======== MATERIAL FOR THE TASK ========
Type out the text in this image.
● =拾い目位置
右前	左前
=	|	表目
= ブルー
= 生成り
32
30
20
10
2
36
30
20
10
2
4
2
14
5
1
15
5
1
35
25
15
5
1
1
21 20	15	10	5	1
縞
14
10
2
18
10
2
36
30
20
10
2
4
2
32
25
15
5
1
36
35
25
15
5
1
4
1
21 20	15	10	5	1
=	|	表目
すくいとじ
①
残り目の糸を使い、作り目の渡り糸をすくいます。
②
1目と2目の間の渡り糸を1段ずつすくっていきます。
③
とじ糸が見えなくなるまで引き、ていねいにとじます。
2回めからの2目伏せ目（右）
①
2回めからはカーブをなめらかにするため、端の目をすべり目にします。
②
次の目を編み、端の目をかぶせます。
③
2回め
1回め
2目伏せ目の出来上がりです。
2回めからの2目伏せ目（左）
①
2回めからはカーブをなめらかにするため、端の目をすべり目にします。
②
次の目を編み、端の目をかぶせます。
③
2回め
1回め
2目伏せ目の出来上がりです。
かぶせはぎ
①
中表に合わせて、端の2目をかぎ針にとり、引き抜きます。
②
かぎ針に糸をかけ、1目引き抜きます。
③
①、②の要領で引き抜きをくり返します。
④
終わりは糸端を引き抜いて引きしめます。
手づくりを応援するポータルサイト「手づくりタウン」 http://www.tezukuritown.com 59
========
## THE REQUEST
Copy each record from above exactly, and include every line.

## SOLUTION FOR THIS PROBLEM
Type out the text in this image.
● =拾い目位置
右前	左前
=	|	表目
= ブルー
= 生成り
32
30
20
10
2
36
30
20
10
2
4
2
14
5
1
15
5
1
35
25
15
5
1
1
21 20	15	10	5	1
縞
14
10
2
18
10
2
36
30
20
10
2
4
2
32
25
15
5
1
36
35
25
15
5
1
4
1
21 20	15	10	5	1
=	|	表目
すくいとじ
①
残り目の糸を使い、作り目の渡り糸をすくいます。
②
1目と2目の間の渡り糸を1段ずつすくっていきます。
③
とじ糸が見えなくなるまで引き、ていねいにとじます。
2回めからの2目伏せ目（右）
①
2回めからはカーブをなめらかにするため、端の目をすべり目にします。
②
次の目を編み、端の目をかぶせます。
③
2回め
1回め
2目伏せ目の出来上がりです。
2回めからの2目伏せ目（左）
①
2回めからはカーブをなめらかにするため、端の目をすべり目にします。
②
次の目を編み、端の目をかぶせます。
③
2回め
1回め
2目伏せ目の出来上がりです。
かぶせはぎ
①
中表に合わせて、端の2目をかぎ針にとり、引き抜きます。
②
かぎ針に糸をかけ、1目引き抜きます。
③
①、②の要領で引き抜きをくり返します。
④
終わりは糸端を引き抜いて引きしめます。
手づくりを応援するポータルサイト「手づくりタウン」 http://www.tezukuritown.com 59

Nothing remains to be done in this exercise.